EXERCISE REQUIREMENTS: Scan the listing below and copy every line holding "subatomic".
-- RAW RECORDS start --
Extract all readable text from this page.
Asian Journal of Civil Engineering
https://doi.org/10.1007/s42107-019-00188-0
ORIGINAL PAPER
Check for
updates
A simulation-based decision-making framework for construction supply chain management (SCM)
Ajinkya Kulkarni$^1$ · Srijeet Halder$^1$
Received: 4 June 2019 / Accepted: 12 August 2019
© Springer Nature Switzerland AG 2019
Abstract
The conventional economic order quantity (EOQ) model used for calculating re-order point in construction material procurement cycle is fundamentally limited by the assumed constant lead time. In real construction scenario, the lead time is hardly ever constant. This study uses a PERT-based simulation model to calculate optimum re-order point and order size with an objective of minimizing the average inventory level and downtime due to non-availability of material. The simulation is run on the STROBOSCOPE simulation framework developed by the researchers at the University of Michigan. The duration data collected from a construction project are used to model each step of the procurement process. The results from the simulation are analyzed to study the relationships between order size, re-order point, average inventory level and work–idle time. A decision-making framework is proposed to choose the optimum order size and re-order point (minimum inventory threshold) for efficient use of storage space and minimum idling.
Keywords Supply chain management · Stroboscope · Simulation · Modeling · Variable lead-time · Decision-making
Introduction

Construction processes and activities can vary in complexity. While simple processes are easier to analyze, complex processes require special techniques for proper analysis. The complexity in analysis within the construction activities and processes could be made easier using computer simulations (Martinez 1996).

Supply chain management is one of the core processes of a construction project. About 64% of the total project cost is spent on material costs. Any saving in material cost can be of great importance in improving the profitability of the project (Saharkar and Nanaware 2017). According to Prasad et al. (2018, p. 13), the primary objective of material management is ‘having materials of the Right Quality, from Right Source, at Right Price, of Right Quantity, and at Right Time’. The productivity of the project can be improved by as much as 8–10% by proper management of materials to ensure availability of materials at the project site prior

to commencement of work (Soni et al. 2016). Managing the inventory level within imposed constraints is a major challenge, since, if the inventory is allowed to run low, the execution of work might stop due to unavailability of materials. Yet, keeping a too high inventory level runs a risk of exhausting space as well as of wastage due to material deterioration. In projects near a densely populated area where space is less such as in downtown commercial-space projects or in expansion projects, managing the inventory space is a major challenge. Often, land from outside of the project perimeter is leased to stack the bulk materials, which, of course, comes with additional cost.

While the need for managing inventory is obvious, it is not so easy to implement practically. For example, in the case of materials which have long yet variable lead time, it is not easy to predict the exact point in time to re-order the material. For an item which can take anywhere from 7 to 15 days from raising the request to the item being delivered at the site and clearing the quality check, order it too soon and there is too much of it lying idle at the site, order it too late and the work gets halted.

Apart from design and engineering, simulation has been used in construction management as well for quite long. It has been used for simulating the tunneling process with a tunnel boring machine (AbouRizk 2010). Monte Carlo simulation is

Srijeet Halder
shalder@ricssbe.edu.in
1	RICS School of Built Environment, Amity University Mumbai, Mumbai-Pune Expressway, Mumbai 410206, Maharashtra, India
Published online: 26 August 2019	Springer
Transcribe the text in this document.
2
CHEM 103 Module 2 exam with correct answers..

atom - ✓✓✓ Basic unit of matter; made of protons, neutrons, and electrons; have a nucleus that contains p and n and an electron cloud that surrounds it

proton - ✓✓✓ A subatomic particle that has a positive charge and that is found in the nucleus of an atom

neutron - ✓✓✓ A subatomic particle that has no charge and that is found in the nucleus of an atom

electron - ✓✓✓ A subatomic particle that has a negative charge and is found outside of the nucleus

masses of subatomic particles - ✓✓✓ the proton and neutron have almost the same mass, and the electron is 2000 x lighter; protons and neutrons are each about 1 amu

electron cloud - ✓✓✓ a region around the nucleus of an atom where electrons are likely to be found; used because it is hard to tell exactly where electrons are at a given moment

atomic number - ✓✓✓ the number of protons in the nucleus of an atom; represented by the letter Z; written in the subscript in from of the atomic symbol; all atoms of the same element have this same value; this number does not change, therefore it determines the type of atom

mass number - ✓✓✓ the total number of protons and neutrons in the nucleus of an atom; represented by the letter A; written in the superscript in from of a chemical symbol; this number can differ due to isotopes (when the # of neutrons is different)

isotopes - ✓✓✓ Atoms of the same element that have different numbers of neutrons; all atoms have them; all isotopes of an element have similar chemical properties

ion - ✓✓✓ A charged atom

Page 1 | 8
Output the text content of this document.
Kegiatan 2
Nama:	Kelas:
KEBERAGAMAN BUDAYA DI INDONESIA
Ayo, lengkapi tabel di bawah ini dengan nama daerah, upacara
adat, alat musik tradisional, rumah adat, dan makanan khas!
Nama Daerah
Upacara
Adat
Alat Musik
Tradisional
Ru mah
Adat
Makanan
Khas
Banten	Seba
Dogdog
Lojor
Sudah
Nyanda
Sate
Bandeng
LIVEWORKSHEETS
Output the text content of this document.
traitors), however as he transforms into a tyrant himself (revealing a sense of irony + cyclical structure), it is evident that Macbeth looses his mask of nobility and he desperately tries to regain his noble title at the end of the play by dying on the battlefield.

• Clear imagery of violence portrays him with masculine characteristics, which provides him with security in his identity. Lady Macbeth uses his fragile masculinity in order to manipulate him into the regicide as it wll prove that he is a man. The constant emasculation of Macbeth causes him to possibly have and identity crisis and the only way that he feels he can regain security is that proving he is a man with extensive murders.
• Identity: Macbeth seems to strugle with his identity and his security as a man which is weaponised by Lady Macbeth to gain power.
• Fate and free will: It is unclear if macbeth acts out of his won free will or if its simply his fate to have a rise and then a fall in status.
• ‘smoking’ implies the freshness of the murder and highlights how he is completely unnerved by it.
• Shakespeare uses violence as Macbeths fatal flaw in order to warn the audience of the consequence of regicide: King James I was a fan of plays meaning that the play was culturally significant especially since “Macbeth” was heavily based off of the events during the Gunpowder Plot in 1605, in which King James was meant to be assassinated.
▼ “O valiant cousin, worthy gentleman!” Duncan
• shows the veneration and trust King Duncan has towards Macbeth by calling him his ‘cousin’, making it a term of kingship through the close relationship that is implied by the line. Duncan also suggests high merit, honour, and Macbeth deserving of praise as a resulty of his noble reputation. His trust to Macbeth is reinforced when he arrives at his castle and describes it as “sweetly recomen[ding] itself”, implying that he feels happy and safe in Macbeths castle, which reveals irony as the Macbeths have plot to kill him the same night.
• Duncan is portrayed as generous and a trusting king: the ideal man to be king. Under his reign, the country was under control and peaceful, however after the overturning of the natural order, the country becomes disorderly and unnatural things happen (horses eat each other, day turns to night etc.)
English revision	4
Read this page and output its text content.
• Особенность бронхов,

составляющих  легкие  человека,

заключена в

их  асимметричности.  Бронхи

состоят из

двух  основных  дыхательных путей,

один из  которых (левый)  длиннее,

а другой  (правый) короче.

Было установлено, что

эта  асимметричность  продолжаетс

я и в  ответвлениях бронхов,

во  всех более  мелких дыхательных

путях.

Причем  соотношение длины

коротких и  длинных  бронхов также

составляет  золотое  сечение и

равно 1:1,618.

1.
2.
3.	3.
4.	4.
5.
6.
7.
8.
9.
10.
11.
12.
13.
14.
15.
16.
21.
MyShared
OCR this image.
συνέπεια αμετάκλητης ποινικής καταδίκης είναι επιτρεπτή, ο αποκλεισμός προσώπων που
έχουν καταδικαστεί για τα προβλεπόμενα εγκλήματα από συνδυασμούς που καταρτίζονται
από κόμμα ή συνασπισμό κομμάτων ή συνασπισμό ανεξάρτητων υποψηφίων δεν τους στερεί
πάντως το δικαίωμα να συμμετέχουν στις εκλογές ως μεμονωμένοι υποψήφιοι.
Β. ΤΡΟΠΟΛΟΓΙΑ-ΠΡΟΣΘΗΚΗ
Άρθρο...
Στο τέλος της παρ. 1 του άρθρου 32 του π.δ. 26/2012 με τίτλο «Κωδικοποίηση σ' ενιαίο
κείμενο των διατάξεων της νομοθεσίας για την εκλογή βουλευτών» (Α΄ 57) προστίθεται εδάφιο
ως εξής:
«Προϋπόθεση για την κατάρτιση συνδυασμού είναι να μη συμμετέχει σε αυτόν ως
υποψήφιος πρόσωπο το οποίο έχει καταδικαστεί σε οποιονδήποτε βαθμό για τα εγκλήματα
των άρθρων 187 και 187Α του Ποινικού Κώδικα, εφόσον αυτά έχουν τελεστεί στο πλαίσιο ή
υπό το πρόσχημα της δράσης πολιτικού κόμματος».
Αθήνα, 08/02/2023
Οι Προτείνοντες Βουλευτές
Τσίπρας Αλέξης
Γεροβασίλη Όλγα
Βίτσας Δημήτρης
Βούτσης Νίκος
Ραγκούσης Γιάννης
-- RAW RECORDS end --
FULL RESPONSE:
proton - ✓✓✓ A subatomic particle that has a positive charge and that is found in the nucleus of an atom
neutron - ✓✓✓ A subatomic particle that has no charge and that is found in the nucleus of an atom
electron - ✓✓✓ A subatomic particle that has a negative charge and is found outside of the nucleus
masses of subatomic particles - ✓✓✓ the proton and neutron have almost the same mass, and the electron is 2000 x lighter; protons and neutrons are each about 1 amu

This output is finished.